§ Exercise prompt
Identify each line below containing the string "Friction" and copy it.

━━ Given entries ━━

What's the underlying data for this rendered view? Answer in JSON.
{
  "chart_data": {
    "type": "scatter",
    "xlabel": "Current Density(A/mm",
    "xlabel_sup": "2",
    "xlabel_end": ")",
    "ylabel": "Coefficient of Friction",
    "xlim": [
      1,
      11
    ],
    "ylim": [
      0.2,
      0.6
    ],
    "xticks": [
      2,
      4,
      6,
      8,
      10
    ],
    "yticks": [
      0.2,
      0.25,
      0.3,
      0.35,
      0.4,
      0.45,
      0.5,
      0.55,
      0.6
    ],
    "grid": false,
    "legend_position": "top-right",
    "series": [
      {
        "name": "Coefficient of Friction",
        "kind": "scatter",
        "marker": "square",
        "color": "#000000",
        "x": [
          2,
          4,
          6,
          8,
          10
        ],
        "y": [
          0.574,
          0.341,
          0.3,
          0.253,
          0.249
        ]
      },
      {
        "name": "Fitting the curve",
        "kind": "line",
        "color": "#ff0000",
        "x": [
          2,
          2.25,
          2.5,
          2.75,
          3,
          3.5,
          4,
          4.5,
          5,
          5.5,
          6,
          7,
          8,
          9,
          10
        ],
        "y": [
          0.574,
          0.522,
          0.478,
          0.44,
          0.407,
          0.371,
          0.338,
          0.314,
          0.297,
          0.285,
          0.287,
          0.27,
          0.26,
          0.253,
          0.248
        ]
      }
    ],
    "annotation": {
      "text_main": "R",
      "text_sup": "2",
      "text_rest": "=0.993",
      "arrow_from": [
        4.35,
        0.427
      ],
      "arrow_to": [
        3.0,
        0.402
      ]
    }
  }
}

━━━

§ Written solution
    "ylabel": "Coefficient of Friction",
        "name": "Coefficient of Friction",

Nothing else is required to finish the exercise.